+++ ROWS +++
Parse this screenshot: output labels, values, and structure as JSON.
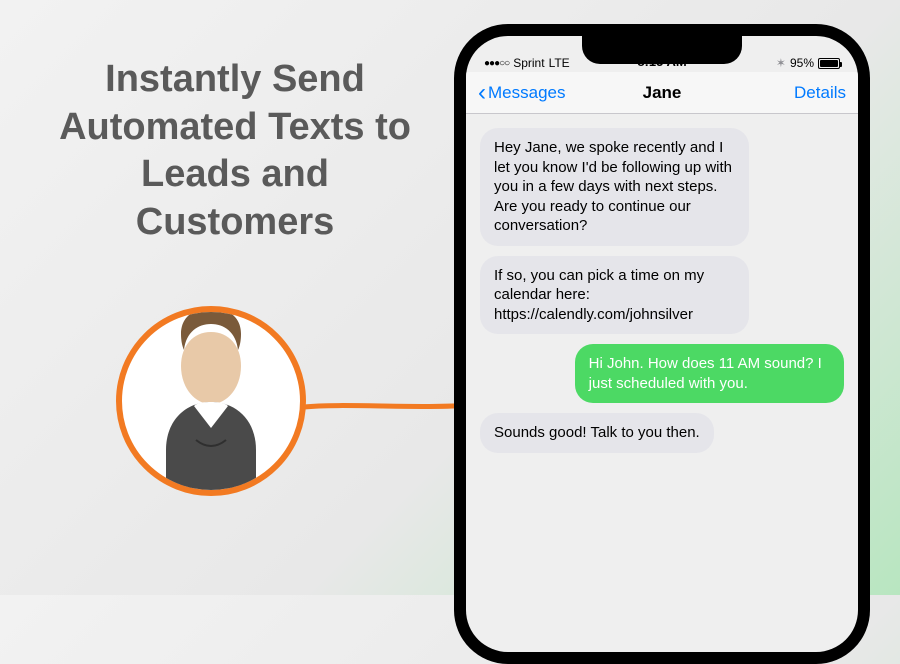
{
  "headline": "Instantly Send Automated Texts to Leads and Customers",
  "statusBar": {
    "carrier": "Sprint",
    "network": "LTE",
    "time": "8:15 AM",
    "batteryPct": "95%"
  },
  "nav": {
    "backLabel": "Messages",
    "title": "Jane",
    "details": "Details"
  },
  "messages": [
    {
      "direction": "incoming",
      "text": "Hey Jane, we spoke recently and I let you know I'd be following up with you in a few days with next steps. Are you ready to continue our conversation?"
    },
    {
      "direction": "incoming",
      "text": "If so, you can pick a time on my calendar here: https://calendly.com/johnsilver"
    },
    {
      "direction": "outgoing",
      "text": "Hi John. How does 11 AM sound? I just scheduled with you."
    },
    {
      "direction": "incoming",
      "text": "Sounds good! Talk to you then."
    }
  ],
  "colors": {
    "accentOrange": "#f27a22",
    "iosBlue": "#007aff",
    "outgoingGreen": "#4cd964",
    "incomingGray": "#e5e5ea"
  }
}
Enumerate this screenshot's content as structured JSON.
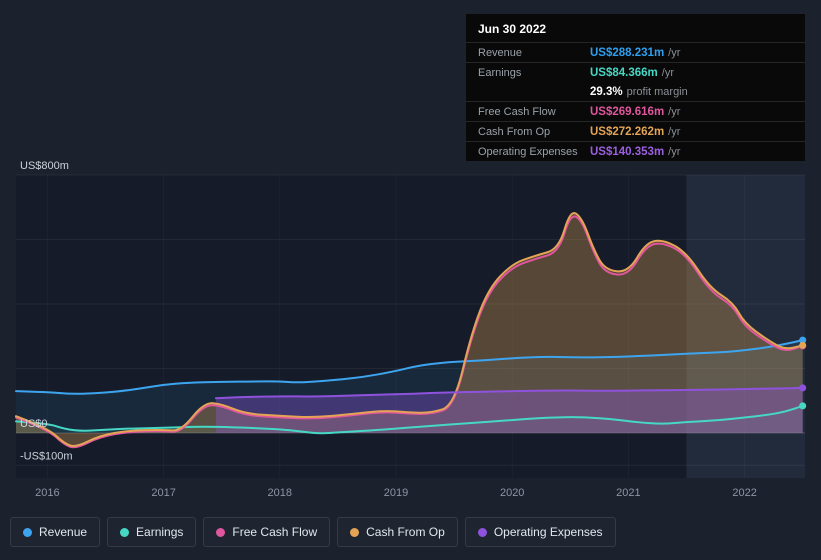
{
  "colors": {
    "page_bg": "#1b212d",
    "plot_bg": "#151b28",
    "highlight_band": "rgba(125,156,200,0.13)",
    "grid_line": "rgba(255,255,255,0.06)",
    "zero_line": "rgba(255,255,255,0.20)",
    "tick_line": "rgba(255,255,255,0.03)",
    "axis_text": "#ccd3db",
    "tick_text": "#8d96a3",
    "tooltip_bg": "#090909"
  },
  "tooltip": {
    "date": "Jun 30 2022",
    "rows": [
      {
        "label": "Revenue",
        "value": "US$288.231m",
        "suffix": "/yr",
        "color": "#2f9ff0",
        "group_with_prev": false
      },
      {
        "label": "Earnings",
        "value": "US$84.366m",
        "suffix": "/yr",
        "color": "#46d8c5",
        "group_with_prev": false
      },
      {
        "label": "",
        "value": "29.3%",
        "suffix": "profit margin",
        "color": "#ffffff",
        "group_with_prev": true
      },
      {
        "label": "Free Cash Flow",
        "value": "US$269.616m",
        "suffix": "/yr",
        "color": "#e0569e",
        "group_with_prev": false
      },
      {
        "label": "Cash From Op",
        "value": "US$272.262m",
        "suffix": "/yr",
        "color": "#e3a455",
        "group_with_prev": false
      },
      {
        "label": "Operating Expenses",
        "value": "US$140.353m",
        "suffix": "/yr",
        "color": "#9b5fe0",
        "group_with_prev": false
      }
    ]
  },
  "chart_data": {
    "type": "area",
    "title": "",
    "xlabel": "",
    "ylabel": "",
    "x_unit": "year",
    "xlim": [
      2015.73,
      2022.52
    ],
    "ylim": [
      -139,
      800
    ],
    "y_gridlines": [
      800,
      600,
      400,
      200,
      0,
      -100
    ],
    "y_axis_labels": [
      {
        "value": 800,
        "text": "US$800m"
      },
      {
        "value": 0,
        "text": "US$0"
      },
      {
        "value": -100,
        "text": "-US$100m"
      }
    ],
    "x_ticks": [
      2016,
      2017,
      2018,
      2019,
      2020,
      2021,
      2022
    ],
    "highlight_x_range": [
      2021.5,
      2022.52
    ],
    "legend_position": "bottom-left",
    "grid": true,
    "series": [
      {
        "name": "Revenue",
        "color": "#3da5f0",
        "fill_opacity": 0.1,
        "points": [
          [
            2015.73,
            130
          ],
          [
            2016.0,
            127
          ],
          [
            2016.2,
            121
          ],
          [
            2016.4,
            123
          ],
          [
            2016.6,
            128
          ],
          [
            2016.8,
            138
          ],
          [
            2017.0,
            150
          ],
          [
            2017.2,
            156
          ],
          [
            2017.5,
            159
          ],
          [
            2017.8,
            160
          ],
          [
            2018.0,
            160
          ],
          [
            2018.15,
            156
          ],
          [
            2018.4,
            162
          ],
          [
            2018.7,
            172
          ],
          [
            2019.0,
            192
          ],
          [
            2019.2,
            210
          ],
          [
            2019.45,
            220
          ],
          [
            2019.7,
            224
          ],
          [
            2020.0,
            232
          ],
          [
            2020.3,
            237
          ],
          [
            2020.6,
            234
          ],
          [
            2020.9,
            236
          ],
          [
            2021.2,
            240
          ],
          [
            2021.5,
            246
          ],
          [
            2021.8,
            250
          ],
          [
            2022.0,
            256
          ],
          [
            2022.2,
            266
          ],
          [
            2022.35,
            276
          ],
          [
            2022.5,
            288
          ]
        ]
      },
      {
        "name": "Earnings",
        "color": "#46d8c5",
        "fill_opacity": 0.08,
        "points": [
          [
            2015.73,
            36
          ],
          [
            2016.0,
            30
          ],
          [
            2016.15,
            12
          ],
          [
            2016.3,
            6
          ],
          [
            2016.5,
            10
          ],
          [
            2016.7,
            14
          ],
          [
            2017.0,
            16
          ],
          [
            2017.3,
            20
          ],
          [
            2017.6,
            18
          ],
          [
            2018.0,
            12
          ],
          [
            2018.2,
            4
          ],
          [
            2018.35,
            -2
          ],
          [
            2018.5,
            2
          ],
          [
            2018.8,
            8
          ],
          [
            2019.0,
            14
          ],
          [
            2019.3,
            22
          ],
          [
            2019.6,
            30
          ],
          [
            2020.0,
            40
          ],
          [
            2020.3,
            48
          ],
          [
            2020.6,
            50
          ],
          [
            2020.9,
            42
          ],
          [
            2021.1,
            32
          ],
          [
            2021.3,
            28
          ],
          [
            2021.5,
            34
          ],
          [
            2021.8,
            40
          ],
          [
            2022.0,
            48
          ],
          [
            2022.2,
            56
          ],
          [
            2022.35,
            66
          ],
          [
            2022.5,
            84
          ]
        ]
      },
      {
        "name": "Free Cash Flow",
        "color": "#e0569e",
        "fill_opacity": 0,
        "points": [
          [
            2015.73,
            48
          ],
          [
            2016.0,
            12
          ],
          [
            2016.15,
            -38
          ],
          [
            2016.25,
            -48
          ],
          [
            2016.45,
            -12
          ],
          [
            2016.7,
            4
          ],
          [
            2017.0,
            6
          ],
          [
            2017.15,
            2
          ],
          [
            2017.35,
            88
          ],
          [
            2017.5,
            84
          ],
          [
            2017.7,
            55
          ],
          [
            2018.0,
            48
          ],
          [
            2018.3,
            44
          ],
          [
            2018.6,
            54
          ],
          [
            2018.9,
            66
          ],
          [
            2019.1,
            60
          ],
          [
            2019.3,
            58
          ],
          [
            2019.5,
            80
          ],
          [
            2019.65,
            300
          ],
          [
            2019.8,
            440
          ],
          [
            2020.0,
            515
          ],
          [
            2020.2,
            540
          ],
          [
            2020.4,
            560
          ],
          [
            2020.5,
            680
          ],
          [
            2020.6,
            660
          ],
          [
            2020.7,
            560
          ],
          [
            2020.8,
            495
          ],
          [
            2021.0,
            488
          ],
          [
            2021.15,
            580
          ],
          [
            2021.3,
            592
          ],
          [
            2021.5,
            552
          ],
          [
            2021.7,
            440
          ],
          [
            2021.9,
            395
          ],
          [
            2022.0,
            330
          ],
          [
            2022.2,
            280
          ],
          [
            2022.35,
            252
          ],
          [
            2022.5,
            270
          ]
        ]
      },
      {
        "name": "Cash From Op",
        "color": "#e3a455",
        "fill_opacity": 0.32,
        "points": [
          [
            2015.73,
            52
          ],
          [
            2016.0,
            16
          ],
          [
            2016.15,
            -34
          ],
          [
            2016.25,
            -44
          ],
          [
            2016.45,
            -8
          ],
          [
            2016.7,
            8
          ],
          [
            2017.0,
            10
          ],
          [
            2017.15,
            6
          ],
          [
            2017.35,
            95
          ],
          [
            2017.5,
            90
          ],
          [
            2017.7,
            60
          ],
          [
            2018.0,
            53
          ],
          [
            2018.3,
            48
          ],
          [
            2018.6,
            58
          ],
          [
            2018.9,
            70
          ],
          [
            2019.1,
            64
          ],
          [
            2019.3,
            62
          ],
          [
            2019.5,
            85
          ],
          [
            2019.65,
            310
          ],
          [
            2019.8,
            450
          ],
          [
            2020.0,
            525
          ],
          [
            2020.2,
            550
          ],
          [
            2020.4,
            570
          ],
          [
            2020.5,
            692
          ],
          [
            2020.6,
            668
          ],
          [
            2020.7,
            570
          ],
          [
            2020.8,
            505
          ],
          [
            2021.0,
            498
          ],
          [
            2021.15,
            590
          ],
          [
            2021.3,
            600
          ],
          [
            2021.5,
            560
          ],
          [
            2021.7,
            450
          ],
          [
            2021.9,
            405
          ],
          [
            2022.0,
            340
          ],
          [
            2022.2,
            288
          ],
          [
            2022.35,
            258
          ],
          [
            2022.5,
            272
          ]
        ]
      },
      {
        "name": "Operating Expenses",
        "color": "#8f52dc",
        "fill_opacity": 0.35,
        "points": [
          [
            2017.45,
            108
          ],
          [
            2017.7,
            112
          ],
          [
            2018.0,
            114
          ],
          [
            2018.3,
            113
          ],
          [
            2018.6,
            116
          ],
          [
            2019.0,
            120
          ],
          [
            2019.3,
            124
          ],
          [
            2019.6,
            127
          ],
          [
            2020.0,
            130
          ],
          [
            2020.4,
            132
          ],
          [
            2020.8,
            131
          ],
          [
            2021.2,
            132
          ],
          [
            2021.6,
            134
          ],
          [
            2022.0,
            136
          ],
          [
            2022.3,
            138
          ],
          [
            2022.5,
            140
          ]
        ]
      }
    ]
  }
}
+++
- [TASK STATEMENT]
How many lines of the listing include the string "screenshot"? Answer with the number alone.

- [ANSWER TO THIS PROBLEM]
2